## Begin Exercise material

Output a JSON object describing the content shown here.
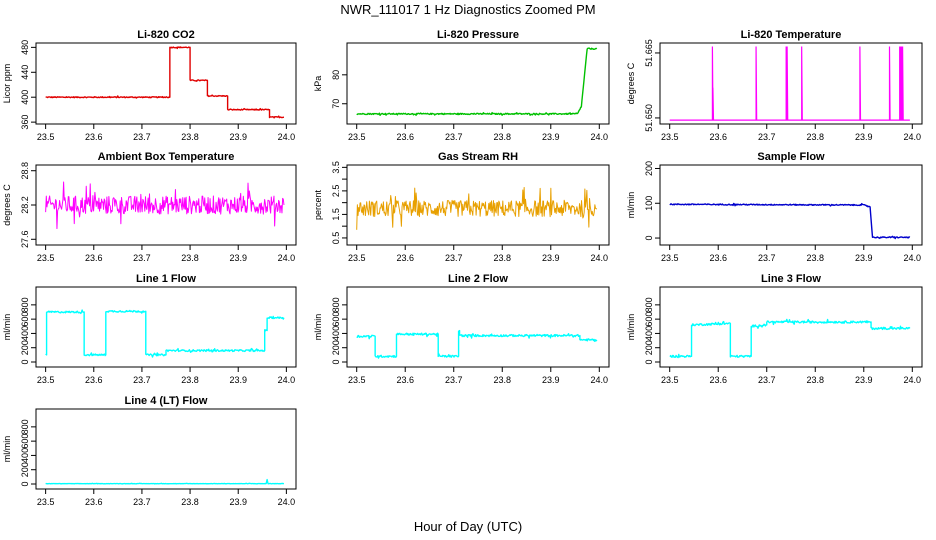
{
  "title": "NWR_111017  1 Hz Diagnostics Zoomed PM",
  "xlabel": "Hour of Day (UTC)",
  "colors": {
    "red": "#e00000",
    "green": "#00c000",
    "magenta": "#ff00ff",
    "orange": "#e8a000",
    "blue": "#0000cc",
    "cyan": "#00ffff"
  },
  "chart_data": [
    {
      "id": "co2",
      "type": "line",
      "title": "Li-820 CO2",
      "ylabel": "Licor ppm",
      "xlim": [
        23.5,
        24.0
      ],
      "ylim": [
        357,
        487
      ],
      "xticks": [
        "23.5",
        "23.6",
        "23.7",
        "23.8",
        "23.9",
        "24.0"
      ],
      "yticks": [
        {
          "v": 360,
          "label": "360"
        },
        {
          "v": 400,
          "label": "400"
        },
        {
          "v": 440,
          "label": "440"
        },
        {
          "v": 480,
          "label": "480"
        }
      ],
      "color": "red",
      "noise": 0.8,
      "series": [
        {
          "x": [
            23.5,
            23.758,
            23.758,
            23.8,
            23.8,
            23.836,
            23.836,
            23.878,
            23.878,
            23.965,
            23.965,
            23.995
          ],
          "y": [
            400,
            400,
            480,
            480,
            427,
            427,
            402,
            402,
            380,
            380,
            368,
            368
          ]
        }
      ]
    },
    {
      "id": "pressure",
      "type": "line",
      "title": "Li-820 Pressure",
      "ylabel": "kPa",
      "xlim": [
        23.5,
        24.0
      ],
      "ylim": [
        63,
        91
      ],
      "xticks": [
        "23.5",
        "23.6",
        "23.7",
        "23.8",
        "23.9",
        "24.0"
      ],
      "yticks": [
        {
          "v": 70,
          "label": "70"
        },
        {
          "v": 80,
          "label": "80"
        }
      ],
      "color": "green",
      "noise": 0.2,
      "series": [
        {
          "x": [
            23.5,
            23.955,
            23.963,
            23.975,
            23.995
          ],
          "y": [
            66.5,
            66.5,
            69,
            89,
            89
          ]
        }
      ]
    },
    {
      "id": "licor_temp",
      "type": "line",
      "title": "Li-820 Temperature",
      "ylabel": "degrees C",
      "xlim": [
        23.5,
        24.0
      ],
      "ylim": [
        51.6486,
        51.6673
      ],
      "xticks": [
        "23.5",
        "23.6",
        "23.7",
        "23.8",
        "23.9",
        "24.0"
      ],
      "yticks": [
        {
          "v": 51.65,
          "label": "51.650"
        },
        {
          "v": 51.665,
          "label": "51.665"
        }
      ],
      "color": "magenta",
      "noise": 0,
      "baseline": 51.6495,
      "spikes": [
        {
          "x": 23.588,
          "y": 51.6665
        },
        {
          "x": 23.589,
          "y": 51.657
        },
        {
          "x": 23.678,
          "y": 51.6665
        },
        {
          "x": 23.74,
          "y": 51.6665
        },
        {
          "x": 23.742,
          "y": 51.6665
        },
        {
          "x": 23.772,
          "y": 51.6665
        },
        {
          "x": 23.892,
          "y": 51.6665
        },
        {
          "x": 23.953,
          "y": 51.6665
        },
        {
          "x": 23.974,
          "y": 51.6665
        },
        {
          "x": 23.976,
          "y": 51.6665
        },
        {
          "x": 23.978,
          "y": 51.6665
        },
        {
          "x": 23.98,
          "y": 51.6665
        }
      ]
    },
    {
      "id": "ambient_temp",
      "type": "line",
      "title": "Ambient Box Temperature",
      "ylabel": "degrees C",
      "xlim": [
        23.5,
        24.0
      ],
      "ylim": [
        27.5,
        28.9
      ],
      "xticks": [
        "23.5",
        "23.6",
        "23.7",
        "23.8",
        "23.9",
        "24.0"
      ],
      "yticks": [
        {
          "v": 27.6,
          "label": "27.6"
        },
        {
          "v": 28.2,
          "label": "28.2"
        },
        {
          "v": 28.8,
          "label": "28.8"
        }
      ],
      "color": "magenta",
      "noise": 0.16,
      "series": [
        {
          "x": [
            23.5,
            23.995
          ],
          "y": [
            28.2,
            28.2
          ]
        }
      ]
    },
    {
      "id": "rh",
      "type": "line",
      "title": "Gas Stream RH",
      "ylabel": "percent",
      "xlim": [
        23.5,
        24.0
      ],
      "ylim": [
        0.2,
        3.6
      ],
      "xticks": [
        "23.5",
        "23.6",
        "23.7",
        "23.8",
        "23.9",
        "24.0"
      ],
      "yticks": [
        {
          "v": 0.5,
          "label": "0.5"
        },
        {
          "v": 1.5,
          "label": "1.5"
        },
        {
          "v": 2.5,
          "label": "2.5"
        },
        {
          "v": 3.5,
          "label": "3.5"
        }
      ],
      "ytick_minor": [
        1.0,
        2.0,
        3.0
      ],
      "color": "orange",
      "noise": 0.35,
      "series": [
        {
          "x": [
            23.5,
            23.995
          ],
          "y": [
            1.75,
            1.75
          ]
        }
      ]
    },
    {
      "id": "sample_flow",
      "type": "line",
      "title": "Sample Flow",
      "ylabel": "ml/min",
      "xlim": [
        23.5,
        24.0
      ],
      "ylim": [
        -20,
        210
      ],
      "xticks": [
        "23.5",
        "23.6",
        "23.7",
        "23.8",
        "23.9",
        "24.0"
      ],
      "yticks": [
        {
          "v": 0,
          "label": "0"
        },
        {
          "v": 100,
          "label": "100"
        },
        {
          "v": 200,
          "label": "200"
        }
      ],
      "color": "blue",
      "noise": 1.5,
      "series": [
        {
          "x": [
            23.5,
            23.9,
            23.913,
            23.918,
            23.995
          ],
          "y": [
            97,
            95,
            90,
            2,
            2
          ]
        }
      ]
    },
    {
      "id": "line1",
      "type": "line",
      "title": "Line 1 Flow",
      "ylabel": "ml/min",
      "xlim": [
        23.5,
        24.0
      ],
      "ylim": [
        -70,
        1050
      ],
      "xticks": [
        "23.5",
        "23.6",
        "23.7",
        "23.8",
        "23.9",
        "24.0"
      ],
      "yticks": [
        {
          "v": 0,
          "label": "0"
        },
        {
          "v": 200,
          "label": "200"
        },
        {
          "v": 400,
          "label": "400"
        },
        {
          "v": 600,
          "label": "600"
        },
        {
          "v": 800,
          "label": "800"
        }
      ],
      "color": "cyan",
      "noise": 12,
      "series": [
        {
          "x": [
            23.5,
            23.502,
            23.502,
            23.58,
            23.58,
            23.625,
            23.625,
            23.708,
            23.708,
            23.75,
            23.75,
            23.955,
            23.955,
            23.96,
            23.96,
            23.995
          ],
          "y": [
            100,
            100,
            700,
            700,
            100,
            100,
            710,
            710,
            100,
            100,
            160,
            160,
            440,
            440,
            620,
            620
          ]
        }
      ]
    },
    {
      "id": "line2",
      "type": "line",
      "title": "Line 2 Flow",
      "ylabel": "ml/min",
      "xlim": [
        23.5,
        24.0
      ],
      "ylim": [
        -70,
        1050
      ],
      "xticks": [
        "23.5",
        "23.6",
        "23.7",
        "23.8",
        "23.9",
        "24.0"
      ],
      "yticks": [
        {
          "v": 0,
          "label": "0"
        },
        {
          "v": 200,
          "label": "200"
        },
        {
          "v": 400,
          "label": "400"
        },
        {
          "v": 600,
          "label": "600"
        },
        {
          "v": 800,
          "label": "800"
        }
      ],
      "color": "cyan",
      "noise": 14,
      "series": [
        {
          "x": [
            23.5,
            23.538,
            23.538,
            23.582,
            23.582,
            23.668,
            23.668,
            23.71,
            23.71,
            23.712,
            23.712,
            23.96,
            23.96,
            23.995
          ],
          "y": [
            360,
            360,
            80,
            80,
            390,
            390,
            80,
            80,
            440,
            440,
            370,
            370,
            310,
            310
          ]
        }
      ]
    },
    {
      "id": "line3",
      "type": "line",
      "title": "Line 3 Flow",
      "ylabel": "ml/min",
      "xlim": [
        23.5,
        24.0
      ],
      "ylim": [
        -70,
        1050
      ],
      "xticks": [
        "23.5",
        "23.6",
        "23.7",
        "23.8",
        "23.9",
        "24.0"
      ],
      "yticks": [
        {
          "v": 0,
          "label": "0"
        },
        {
          "v": 200,
          "label": "200"
        },
        {
          "v": 400,
          "label": "400"
        },
        {
          "v": 600,
          "label": "600"
        },
        {
          "v": 800,
          "label": "800"
        }
      ],
      "color": "cyan",
      "noise": 14,
      "series": [
        {
          "x": [
            23.5,
            23.502,
            23.502,
            23.545,
            23.545,
            23.625,
            23.625,
            23.668,
            23.668,
            23.7,
            23.7,
            23.915,
            23.915,
            23.995
          ],
          "y": [
            80,
            80,
            80,
            80,
            520,
            540,
            80,
            80,
            500,
            520,
            560,
            560,
            470,
            470
          ]
        }
      ]
    },
    {
      "id": "line4",
      "type": "line",
      "title": "Line 4 (LT) Flow",
      "ylabel": "ml/min",
      "xlim": [
        23.5,
        24.0
      ],
      "ylim": [
        -70,
        1050
      ],
      "xticks": [
        "23.5",
        "23.6",
        "23.7",
        "23.8",
        "23.9",
        "24.0"
      ],
      "yticks": [
        {
          "v": 0,
          "label": "0"
        },
        {
          "v": 200,
          "label": "200"
        },
        {
          "v": 400,
          "label": "400"
        },
        {
          "v": 600,
          "label": "600"
        },
        {
          "v": 800,
          "label": "800"
        }
      ],
      "color": "cyan",
      "noise": 2,
      "series": [
        {
          "x": [
            23.5,
            23.958,
            23.96,
            23.962,
            23.995
          ],
          "y": [
            5,
            5,
            60,
            5,
            5
          ]
        }
      ]
    }
  ]
}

## End Exercise material

### Brief
Wherever the word "title" occurs in a line of the listing, copy that line.

### Task output
  "title": "NWR_111017  1 Hz Diagnostics Zoomed PM",
      "title": "Li-820 CO2",
      "title": "Li-820 Pressure",
      "title": "Li-820 Temperature",
      "title": "Ambient Box Temperature",
      "title": "Gas Stream RH",
      "title": "Sample Flow",
      "title": "Line 1 Flow",
      "title": "Line 2 Flow",
      "title": "Line 3 Flow",
      "title": "Line 4 (LT) Flow",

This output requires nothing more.